◆ Data to use:

— START —

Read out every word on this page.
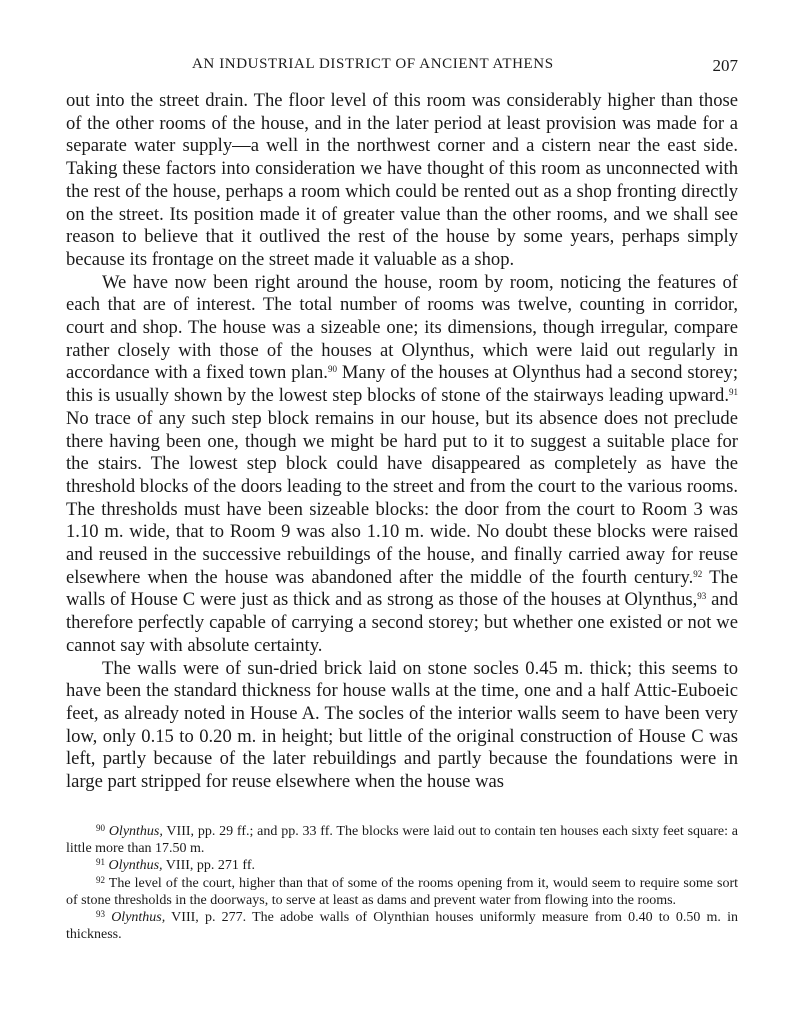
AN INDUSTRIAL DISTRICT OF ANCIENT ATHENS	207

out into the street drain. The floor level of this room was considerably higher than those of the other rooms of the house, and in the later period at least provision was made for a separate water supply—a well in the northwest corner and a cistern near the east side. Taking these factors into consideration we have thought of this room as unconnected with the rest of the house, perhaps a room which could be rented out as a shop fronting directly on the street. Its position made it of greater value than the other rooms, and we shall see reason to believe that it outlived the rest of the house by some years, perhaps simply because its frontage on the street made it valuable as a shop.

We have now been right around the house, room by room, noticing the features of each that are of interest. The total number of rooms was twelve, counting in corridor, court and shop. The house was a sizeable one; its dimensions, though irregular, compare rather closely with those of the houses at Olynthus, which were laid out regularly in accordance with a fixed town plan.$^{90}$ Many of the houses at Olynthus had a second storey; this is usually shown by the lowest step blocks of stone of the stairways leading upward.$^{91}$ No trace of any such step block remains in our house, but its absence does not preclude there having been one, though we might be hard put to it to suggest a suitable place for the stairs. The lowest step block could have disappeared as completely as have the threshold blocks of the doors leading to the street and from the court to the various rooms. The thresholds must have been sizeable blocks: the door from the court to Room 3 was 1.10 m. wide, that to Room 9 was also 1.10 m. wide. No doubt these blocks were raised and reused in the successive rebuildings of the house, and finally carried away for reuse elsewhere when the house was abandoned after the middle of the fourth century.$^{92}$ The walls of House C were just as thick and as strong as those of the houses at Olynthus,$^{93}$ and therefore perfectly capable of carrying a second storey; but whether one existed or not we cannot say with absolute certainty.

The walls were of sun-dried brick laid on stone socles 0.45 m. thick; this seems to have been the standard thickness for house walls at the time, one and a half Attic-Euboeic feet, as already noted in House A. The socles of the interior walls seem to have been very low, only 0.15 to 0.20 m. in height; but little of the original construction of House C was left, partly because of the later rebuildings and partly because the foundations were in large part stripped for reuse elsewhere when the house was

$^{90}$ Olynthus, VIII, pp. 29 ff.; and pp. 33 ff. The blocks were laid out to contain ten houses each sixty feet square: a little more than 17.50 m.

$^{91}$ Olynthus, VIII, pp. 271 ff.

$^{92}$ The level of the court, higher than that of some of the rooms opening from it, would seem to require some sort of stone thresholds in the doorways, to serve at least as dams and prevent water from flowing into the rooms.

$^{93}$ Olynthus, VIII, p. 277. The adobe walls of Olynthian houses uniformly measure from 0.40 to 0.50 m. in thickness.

— END —

Your task is to transcribe all of the records precisely, with no images included.

◆ Written solution:
Read out every word on this page.
AN INDUSTRIAL DISTRICT OF ANCIENT ATHENS	207

out into the street drain. The floor level of this room was considerably higher than those of the other rooms of the house, and in the later period at least provision was made for a separate water supply—a well in the northwest corner and a cistern near the east side. Taking these factors into consideration we have thought of this room as unconnected with the rest of the house, perhaps a room which could be rented out as a shop fronting directly on the street. Its position made it of greater value than the other rooms, and we shall see reason to believe that it outlived the rest of the house by some years, perhaps simply because its frontage on the street made it valuable as a shop.

We have now been right around the house, room by room, noticing the features of each that are of interest. The total number of rooms was twelve, counting in corridor, court and shop. The house was a sizeable one; its dimensions, though irregular, compare rather closely with those of the houses at Olynthus, which were laid out regularly in accordance with a fixed town plan.$^{90}$ Many of the houses at Olynthus had a second storey; this is usually shown by the lowest step blocks of stone of the stairways leading upward.$^{91}$ No trace of any such step block remains in our house, but its absence does not preclude there having been one, though we might be hard put to it to suggest a suitable place for the stairs. The lowest step block could have disappeared as completely as have the threshold blocks of the doors leading to the street and from the court to the various rooms. The thresholds must have been sizeable blocks: the door from the court to Room 3 was 1.10 m. wide, that to Room 9 was also 1.10 m. wide. No doubt these blocks were raised and reused in the successive rebuildings of the house, and finally carried away for reuse elsewhere when the house was abandoned after the middle of the fourth century.$^{92}$ The walls of House C were just as thick and as strong as those of the houses at Olynthus,$^{93}$ and therefore perfectly capable of carrying a second storey; but whether one existed or not we cannot say with absolute certainty.

The walls were of sun-dried brick laid on stone socles 0.45 m. thick; this seems to have been the standard thickness for house walls at the time, one and a half Attic-Euboeic feet, as already noted in House A. The socles of the interior walls seem to have been very low, only 0.15 to 0.20 m. in height; but little of the original construction of House C was left, partly because of the later rebuildings and partly because the foundations were in large part stripped for reuse elsewhere when the house was

$^{90}$ Olynthus, VIII, pp. 29 ff.; and pp. 33 ff. The blocks were laid out to contain ten houses each sixty feet square: a little more than 17.50 m.

$^{91}$ Olynthus, VIII, pp. 271 ff.

$^{92}$ The level of the court, higher than that of some of the rooms opening from it, would seem to require some sort of stone thresholds in the doorways, to serve at least as dams and prevent water from flowing into the rooms.

$^{93}$ Olynthus, VIII, p. 277. The adobe walls of Olynthian houses uniformly measure from 0.40 to 0.50 m. in thickness.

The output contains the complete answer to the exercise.